• [Problem]
Identify each line below that contains the word "text", and copy it out.

• [Working data]
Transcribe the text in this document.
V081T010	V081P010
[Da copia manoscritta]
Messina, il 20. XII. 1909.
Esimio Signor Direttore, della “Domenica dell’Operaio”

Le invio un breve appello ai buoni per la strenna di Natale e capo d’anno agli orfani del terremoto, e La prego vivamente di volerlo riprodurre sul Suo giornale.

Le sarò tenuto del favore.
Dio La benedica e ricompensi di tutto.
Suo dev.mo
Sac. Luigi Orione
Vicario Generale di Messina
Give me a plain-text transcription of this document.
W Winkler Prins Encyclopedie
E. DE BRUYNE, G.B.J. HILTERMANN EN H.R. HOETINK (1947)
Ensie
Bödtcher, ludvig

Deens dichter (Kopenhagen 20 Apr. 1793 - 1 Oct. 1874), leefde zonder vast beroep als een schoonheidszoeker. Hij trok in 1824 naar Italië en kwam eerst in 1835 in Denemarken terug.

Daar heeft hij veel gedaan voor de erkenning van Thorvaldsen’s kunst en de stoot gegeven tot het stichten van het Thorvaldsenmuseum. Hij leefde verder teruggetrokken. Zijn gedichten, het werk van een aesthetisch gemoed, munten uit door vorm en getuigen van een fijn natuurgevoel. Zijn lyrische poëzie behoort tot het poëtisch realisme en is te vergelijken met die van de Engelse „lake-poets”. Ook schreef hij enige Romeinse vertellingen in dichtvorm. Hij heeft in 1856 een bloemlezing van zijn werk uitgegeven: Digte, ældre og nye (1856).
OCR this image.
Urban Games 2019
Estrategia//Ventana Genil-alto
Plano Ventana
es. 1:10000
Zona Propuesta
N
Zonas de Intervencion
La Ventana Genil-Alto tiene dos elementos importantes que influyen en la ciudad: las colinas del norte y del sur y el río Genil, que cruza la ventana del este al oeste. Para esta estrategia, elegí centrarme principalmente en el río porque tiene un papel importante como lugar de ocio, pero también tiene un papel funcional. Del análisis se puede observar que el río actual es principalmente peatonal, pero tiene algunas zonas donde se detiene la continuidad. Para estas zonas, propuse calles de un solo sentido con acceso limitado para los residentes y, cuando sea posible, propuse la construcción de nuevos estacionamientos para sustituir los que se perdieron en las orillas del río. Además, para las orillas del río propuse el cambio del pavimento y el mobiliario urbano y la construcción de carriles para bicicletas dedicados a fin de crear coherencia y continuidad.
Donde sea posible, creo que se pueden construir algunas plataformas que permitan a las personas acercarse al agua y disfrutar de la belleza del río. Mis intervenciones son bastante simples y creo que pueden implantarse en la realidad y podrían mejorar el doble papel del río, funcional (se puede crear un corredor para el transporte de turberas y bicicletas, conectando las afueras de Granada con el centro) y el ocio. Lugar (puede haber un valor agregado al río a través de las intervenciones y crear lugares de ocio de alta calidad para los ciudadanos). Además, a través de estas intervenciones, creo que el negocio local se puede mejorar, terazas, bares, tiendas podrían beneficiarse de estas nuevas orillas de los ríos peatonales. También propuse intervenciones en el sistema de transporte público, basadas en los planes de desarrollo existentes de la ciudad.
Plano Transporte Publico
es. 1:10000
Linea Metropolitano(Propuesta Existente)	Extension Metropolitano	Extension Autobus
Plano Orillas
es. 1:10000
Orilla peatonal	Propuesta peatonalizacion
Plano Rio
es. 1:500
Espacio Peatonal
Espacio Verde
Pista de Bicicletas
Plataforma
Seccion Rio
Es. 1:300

• [Result]
Transcribe the text in this document.
Give me a plain-text transcription of this document.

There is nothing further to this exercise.